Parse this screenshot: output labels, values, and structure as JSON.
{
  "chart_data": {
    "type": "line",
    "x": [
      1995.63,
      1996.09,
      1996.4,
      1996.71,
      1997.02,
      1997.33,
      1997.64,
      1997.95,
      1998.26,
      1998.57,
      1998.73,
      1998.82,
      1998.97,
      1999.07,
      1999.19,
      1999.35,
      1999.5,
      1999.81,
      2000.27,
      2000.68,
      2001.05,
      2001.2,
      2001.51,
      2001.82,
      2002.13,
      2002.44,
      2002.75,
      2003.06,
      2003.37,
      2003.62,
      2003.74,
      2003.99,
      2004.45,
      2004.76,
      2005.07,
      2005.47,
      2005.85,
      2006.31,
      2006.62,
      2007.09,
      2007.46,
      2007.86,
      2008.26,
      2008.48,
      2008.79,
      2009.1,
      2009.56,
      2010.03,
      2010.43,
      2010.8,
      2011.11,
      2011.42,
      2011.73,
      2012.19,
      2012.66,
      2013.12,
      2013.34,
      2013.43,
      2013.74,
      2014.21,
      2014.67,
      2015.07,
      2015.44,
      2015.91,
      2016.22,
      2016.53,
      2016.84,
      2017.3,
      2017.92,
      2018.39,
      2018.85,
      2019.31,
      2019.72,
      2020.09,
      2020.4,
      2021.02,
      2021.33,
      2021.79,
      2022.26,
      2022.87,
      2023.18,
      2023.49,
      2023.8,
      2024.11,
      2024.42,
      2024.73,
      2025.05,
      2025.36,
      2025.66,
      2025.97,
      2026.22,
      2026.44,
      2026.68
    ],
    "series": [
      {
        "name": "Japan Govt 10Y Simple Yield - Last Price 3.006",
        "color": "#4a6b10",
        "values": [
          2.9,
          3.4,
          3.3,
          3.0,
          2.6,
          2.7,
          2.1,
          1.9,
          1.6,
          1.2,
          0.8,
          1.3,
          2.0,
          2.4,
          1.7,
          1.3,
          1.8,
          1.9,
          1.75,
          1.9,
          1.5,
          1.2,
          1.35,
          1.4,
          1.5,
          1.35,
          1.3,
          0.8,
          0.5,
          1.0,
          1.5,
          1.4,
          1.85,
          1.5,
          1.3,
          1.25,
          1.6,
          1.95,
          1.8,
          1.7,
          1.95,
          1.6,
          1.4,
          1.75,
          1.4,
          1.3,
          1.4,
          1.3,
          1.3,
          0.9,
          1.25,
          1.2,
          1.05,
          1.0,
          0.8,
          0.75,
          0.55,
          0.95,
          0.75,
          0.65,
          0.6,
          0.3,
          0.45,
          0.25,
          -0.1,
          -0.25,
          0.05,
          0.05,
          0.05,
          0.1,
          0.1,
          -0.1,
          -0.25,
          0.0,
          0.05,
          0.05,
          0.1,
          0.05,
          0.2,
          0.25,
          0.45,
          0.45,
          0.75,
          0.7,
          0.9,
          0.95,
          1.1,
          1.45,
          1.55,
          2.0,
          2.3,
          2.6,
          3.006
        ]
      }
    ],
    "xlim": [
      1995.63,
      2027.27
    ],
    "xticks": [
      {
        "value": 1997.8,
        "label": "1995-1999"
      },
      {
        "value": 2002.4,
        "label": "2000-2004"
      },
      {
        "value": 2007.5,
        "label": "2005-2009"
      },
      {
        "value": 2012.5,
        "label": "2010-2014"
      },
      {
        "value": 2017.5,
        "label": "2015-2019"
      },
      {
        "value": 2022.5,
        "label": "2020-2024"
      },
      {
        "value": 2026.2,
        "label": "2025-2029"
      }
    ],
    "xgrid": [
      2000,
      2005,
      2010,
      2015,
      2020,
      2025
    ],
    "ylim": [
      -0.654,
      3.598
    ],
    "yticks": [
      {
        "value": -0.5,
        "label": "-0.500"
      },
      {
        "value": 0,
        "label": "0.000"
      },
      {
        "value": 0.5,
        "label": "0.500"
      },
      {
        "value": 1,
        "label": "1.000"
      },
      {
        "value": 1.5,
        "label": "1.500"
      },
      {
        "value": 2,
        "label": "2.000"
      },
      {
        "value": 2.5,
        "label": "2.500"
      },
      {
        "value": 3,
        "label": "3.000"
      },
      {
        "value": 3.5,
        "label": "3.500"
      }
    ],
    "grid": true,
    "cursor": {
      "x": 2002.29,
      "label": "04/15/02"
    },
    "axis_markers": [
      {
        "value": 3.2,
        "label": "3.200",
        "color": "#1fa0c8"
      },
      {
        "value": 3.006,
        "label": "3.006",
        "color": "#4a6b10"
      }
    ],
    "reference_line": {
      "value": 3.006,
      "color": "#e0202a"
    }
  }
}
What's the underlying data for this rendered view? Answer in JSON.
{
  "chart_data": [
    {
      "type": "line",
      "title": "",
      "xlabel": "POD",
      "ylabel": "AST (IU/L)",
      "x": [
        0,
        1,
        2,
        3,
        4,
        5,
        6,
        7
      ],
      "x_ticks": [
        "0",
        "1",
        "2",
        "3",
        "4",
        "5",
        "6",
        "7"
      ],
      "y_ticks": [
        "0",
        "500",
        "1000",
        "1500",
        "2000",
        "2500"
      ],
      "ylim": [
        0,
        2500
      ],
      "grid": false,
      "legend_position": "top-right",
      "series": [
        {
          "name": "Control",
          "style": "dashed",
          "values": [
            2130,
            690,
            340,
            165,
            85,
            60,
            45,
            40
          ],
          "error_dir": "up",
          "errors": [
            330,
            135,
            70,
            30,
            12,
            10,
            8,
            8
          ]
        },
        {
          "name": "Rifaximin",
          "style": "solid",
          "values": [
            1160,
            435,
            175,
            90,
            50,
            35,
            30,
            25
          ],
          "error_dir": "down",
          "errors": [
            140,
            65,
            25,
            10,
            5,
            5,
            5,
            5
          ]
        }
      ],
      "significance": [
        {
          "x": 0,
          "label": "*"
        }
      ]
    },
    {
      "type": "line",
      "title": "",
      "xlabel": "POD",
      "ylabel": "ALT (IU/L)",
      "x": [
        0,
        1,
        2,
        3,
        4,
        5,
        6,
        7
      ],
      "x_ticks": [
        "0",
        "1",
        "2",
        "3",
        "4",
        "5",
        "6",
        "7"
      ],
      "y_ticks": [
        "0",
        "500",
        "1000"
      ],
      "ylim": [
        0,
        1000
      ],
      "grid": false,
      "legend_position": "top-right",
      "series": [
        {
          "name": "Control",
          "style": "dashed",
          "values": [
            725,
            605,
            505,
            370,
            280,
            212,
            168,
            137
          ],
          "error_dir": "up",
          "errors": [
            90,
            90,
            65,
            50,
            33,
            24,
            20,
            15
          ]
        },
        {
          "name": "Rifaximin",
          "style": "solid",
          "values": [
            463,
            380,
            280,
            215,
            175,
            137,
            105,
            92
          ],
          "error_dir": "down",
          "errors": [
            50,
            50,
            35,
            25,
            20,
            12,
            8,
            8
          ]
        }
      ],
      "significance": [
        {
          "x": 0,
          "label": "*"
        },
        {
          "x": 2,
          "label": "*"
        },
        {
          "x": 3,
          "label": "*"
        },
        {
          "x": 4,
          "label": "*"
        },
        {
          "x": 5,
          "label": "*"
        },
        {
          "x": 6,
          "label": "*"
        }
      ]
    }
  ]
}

What needs to be done:
Copy out every entry again, exactly as it was given.

Response to the task:
Parse this screenshot: output labels, values, and structure as JSON.
{
  "chart_data": {
    "type": "line",
    "x": [
      1995.63,
      1996.09,
      1996.4,
      1996.71,
      1997.02,
      1997.33,
      1997.64,
      1997.95,
      1998.26,
      1998.57,
      1998.73,
      1998.82,
      1998.97,
      1999.07,
      1999.19,
      1999.35,
      1999.5,
      1999.81,
      2000.27,
      2000.68,
      2001.05,
      2001.2,
      2001.51,
      2001.82,
      2002.13,
      2002.44,
      2002.75,
      2003.06,
      2003.37,
      2003.62,
      2003.74,
      2003.99,
      2004.45,
      2004.76,
      2005.07,
      2005.47,
      2005.85,
      2006.31,
      2006.62,
      2007.09,
      2007.46,
      2007.86,
      2008.26,
      2008.48,
      2008.79,
      2009.1,
      2009.56,
      2010.03,
      2010.43,
      2010.8,
      2011.11,
      2011.42,
      2011.73,
      2012.19,
      2012.66,
      2013.12,
      2013.34,
      2013.43,
      2013.74,
      2014.21,
      2014.67,
      2015.07,
      2015.44,
      2015.91,
      2016.22,
      2016.53,
      2016.84,
      2017.3,
      2017.92,
      2018.39,
      2018.85,
      2019.31,
      2019.72,
      2020.09,
      2020.4,
      2021.02,
      2021.33,
      2021.79,
      2022.26,
      2022.87,
      2023.18,
      2023.49,
      2023.8,
      2024.11,
      2024.42,
      2024.73,
      2025.05,
      2025.36,
      2025.66,
      2025.97,
      2026.22,
      2026.44,
      2026.68
    ],
    "series": [
      {
        "name": "Japan Govt 10Y Simple Yield - Last Price 3.006",
        "color": "#4a6b10",
        "values": [
          2.9,
          3.4,
          3.3,
          3.0,
          2.6,
          2.7,
          2.1,
          1.9,
          1.6,
          1.2,
          0.8,
          1.3,
          2.0,
          2.4,
          1.7,
          1.3,
          1.8,
          1.9,
          1.75,
          1.9,
          1.5,
          1.2,
          1.35,
          1.4,
          1.5,
          1.35,
          1.3,
          0.8,
          0.5,
          1.0,
          1.5,
          1.4,
          1.85,
          1.5,
          1.3,
          1.25,
          1.6,
          1.95,
          1.8,
          1.7,
          1.95,
          1.6,
          1.4,
          1.75,
          1.4,
          1.3,
          1.4,
          1.3,
          1.3,
          0.9,
          1.25,
          1.2,
          1.05,
          1.0,
          0.8,
          0.75,
          0.55,
          0.95,
          0.75,
          0.65,
          0.6,
          0.3,
          0.45,
          0.25,
          -0.1,
          -0.25,
          0.05,
          0.05,
          0.05,
          0.1,
          0.1,
          -0.1,
          -0.25,
          0.0,
          0.05,
          0.05,
          0.1,
          0.05,
          0.2,
          0.25,
          0.45,
          0.45,
          0.75,
          0.7,
          0.9,
          0.95,
          1.1,
          1.45,
          1.55,
          2.0,
          2.3,
          2.6,
          3.006
        ]
      }
    ],
    "xlim": [
      1995.63,
      2027.27
    ],
    "xticks": [
      {
        "value": 1997.8,
        "label": "1995-1999"
      },
      {
        "value": 2002.4,
        "label": "2000-2004"
      },
      {
        "value": 2007.5,
        "label": "2005-2009"
      },
      {
        "value": 2012.5,
        "label": "2010-2014"
      },
      {
        "value": 2017.5,
        "label": "2015-2019"
      },
      {
        "value": 2022.5,
        "label": "2020-2024"
      },
      {
        "value": 2026.2,
        "label": "2025-2029"
      }
    ],
    "xgrid": [
      2000,
      2005,
      2010,
      2015,
      2020,
      2025
    ],
    "ylim": [
      -0.654,
      3.598
    ],
    "yticks": [
      {
        "value": -0.5,
        "label": "-0.500"
      },
      {
        "value": 0,
        "label": "0.000"
      },
      {
        "value": 0.5,
        "label": "0.500"
      },
      {
        "value": 1,
        "label": "1.000"
      },
      {
        "value": 1.5,
        "label": "1.500"
      },
      {
        "value": 2,
        "label": "2.000"
      },
      {
        "value": 2.5,
        "label": "2.500"
      },
      {
        "value": 3,
        "label": "3.000"
      },
      {
        "value": 3.5,
        "label": "3.500"
      }
    ],
    "grid": true,
    "cursor": {
      "x": 2002.29,
      "label": "04/15/02"
    },
    "axis_markers": [
      {
        "value": 3.2,
        "label": "3.200",
        "color": "#1fa0c8"
      },
      {
        "value": 3.006,
        "label": "3.006",
        "color": "#4a6b10"
      }
    ],
    "reference_line": {
      "value": 3.006,
      "color": "#e0202a"
    }
  }
}
What's the underlying data for this rendered view? Answer in JSON.
{
  "chart_data": [
    {
      "type": "line",
      "title": "",
      "xlabel": "POD",
      "ylabel": "AST (IU/L)",
      "x": [
        0,
        1,
        2,
        3,
        4,
        5,
        6,
        7
      ],
      "x_ticks": [
        "0",
        "1",
        "2",
        "3",
        "4",
        "5",
        "6",
        "7"
      ],
      "y_ticks": [
        "0",
        "500",
        "1000",
        "1500",
        "2000",
        "2500"
      ],
      "ylim": [
        0,
        2500
      ],
      "grid": false,
      "legend_position": "top-right",
      "series": [
        {
          "name": "Control",
          "style": "dashed",
          "values": [
            2130,
            690,
            340,
            165,
            85,
            60,
            45,
            40
          ],
          "error_dir": "up",
          "errors": [
            330,
            135,
            70,
            30,
            12,
            10,
            8,
            8
          ]
        },
        {
          "name": "Rifaximin",
          "style": "solid",
          "values": [
            1160,
            435,
            175,
            90,
            50,
            35,
            30,
            25
          ],
          "error_dir": "down",
          "errors": [
            140,
            65,
            25,
            10,
            5,
            5,
            5,
            5
          ]
        }
      ],
      "significance": [
        {
          "x": 0,
          "label": "*"
        }
      ]
    },
    {
      "type": "line",
      "title": "",
      "xlabel": "POD",
      "ylabel": "ALT (IU/L)",
      "x": [
        0,
        1,
        2,
        3,
        4,
        5,
        6,
        7
      ],
      "x_ticks": [
        "0",
        "1",
        "2",
        "3",
        "4",
        "5",
        "6",
        "7"
      ],
      "y_ticks": [
        "0",
        "500",
        "1000"
      ],
      "ylim": [
        0,
        1000
      ],
      "grid": false,
      "legend_position": "top-right",
      "series": [
        {
          "name": "Control",
          "style": "dashed",
          "values": [
            725,
            605,
            505,
            370,
            280,
            212,
            168,
            137
          ],
          "error_dir": "up",
          "errors": [
            90,
            90,
            65,
            50,
            33,
            24,
            20,
            15
          ]
        },
        {
          "name": "Rifaximin",
          "style": "solid",
          "values": [
            463,
            380,
            280,
            215,
            175,
            137,
            105,
            92
          ],
          "error_dir": "down",
          "errors": [
            50,
            50,
            35,
            25,
            20,
            12,
            8,
            8
          ]
        }
      ],
      "significance": [
        {
          "x": 0,
          "label": "*"
        },
        {
          "x": 2,
          "label": "*"
        },
        {
          "x": 3,
          "label": "*"
        },
        {
          "x": 4,
          "label": "*"
        },
        {
          "x": 5,
          "label": "*"
        },
        {
          "x": 6,
          "label": "*"
        }
      ]
    }
  ]
}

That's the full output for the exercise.